Exercise task -> Copy every line from the records below that holds the word "document".

Raw data ->
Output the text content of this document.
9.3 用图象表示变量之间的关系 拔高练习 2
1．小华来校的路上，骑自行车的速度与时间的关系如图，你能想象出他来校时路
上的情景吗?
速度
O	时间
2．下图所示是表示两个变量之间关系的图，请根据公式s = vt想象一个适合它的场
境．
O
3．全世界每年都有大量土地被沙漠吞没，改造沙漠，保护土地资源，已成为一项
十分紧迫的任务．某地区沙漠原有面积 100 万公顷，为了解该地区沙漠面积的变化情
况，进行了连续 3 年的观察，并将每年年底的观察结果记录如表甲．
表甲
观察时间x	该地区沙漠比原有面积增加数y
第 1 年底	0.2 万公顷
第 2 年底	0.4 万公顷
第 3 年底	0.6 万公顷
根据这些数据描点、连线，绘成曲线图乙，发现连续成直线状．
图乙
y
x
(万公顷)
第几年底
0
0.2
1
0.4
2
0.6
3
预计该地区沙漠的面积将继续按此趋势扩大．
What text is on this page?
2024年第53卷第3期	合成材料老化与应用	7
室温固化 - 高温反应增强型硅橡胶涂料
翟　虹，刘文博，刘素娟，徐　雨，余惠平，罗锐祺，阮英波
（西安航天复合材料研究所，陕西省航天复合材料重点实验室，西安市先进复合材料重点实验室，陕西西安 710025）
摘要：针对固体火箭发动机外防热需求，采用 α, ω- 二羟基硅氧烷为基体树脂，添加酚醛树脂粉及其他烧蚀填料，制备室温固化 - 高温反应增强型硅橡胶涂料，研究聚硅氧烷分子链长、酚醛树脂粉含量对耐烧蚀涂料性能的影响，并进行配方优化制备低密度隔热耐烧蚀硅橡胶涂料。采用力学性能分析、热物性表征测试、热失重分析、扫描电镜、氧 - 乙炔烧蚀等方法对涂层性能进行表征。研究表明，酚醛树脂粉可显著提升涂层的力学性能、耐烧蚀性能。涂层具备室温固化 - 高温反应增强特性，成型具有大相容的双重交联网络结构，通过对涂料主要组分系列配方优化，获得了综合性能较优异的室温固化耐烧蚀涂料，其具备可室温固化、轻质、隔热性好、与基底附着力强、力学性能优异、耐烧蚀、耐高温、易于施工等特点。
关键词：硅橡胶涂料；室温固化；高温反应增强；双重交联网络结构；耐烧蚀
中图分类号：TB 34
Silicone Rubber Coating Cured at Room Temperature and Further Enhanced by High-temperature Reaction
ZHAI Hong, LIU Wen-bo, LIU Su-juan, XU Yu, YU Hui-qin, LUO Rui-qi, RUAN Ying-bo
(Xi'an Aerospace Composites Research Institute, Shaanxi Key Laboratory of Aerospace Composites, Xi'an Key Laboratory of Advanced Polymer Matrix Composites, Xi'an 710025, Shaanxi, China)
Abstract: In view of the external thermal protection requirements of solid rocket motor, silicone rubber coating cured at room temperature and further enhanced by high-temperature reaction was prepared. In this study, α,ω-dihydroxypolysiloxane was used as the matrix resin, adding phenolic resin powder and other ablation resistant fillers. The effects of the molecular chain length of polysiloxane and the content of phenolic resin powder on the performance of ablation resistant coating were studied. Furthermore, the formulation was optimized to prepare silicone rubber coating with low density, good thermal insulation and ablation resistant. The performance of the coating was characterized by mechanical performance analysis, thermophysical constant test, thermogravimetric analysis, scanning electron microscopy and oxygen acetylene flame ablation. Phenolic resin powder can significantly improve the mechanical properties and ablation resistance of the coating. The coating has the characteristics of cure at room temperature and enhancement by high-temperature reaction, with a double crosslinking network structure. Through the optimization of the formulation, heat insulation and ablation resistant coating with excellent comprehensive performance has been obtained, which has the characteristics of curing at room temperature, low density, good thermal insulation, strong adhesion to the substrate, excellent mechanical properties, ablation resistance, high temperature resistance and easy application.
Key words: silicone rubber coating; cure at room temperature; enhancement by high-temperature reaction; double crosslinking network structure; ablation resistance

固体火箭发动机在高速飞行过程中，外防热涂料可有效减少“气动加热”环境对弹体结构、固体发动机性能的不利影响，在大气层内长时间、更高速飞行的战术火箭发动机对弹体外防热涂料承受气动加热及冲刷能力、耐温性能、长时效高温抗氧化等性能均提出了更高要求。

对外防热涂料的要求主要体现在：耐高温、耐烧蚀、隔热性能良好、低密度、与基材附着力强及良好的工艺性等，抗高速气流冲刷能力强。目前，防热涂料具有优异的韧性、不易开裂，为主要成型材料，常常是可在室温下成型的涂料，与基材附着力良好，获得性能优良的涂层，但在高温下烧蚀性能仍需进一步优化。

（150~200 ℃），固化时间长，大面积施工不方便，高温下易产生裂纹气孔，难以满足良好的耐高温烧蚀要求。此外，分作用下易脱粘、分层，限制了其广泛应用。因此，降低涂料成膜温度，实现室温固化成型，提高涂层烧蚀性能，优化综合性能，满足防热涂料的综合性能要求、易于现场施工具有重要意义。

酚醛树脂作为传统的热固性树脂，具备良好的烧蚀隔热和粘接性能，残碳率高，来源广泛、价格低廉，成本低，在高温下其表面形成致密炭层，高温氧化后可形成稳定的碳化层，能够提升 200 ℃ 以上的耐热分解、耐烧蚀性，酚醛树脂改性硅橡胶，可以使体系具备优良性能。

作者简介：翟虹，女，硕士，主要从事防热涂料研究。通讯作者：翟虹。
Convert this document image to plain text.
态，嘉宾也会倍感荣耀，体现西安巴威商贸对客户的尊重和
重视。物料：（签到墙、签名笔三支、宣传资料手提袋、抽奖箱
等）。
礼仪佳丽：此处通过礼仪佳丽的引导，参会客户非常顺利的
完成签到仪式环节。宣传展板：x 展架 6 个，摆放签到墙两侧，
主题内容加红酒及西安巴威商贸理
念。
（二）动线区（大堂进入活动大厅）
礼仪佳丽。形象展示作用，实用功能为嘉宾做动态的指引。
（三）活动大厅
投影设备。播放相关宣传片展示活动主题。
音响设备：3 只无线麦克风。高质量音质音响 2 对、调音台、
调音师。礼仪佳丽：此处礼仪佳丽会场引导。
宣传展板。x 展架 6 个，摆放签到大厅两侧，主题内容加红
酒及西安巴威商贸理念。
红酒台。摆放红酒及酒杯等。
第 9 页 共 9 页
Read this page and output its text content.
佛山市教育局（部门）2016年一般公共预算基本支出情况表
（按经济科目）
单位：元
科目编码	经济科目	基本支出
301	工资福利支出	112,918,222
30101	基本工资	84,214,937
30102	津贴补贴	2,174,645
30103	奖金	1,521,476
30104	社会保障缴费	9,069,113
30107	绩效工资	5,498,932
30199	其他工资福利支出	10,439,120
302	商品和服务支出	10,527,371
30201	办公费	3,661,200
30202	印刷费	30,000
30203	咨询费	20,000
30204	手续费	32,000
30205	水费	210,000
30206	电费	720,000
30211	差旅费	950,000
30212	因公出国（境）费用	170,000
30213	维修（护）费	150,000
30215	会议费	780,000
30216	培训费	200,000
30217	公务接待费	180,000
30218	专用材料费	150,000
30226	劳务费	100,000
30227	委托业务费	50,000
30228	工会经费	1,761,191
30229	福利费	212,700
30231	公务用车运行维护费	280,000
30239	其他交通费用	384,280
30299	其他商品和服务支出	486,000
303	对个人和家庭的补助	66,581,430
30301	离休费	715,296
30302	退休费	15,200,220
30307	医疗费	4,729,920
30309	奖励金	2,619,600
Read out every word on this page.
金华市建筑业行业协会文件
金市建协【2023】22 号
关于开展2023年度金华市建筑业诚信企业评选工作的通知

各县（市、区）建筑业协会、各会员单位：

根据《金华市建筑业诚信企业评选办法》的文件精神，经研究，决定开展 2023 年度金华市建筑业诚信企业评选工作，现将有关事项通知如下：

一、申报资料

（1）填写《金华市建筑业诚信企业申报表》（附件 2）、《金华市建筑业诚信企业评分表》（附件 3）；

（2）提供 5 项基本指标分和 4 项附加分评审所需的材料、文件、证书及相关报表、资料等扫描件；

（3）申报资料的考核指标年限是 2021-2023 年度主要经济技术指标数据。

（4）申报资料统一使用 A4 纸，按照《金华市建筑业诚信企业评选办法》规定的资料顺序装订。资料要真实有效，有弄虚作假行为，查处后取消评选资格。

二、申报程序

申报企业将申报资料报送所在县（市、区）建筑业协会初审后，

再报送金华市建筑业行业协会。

Answer ->
Output the text content of this document.
Convert this document image to plain text.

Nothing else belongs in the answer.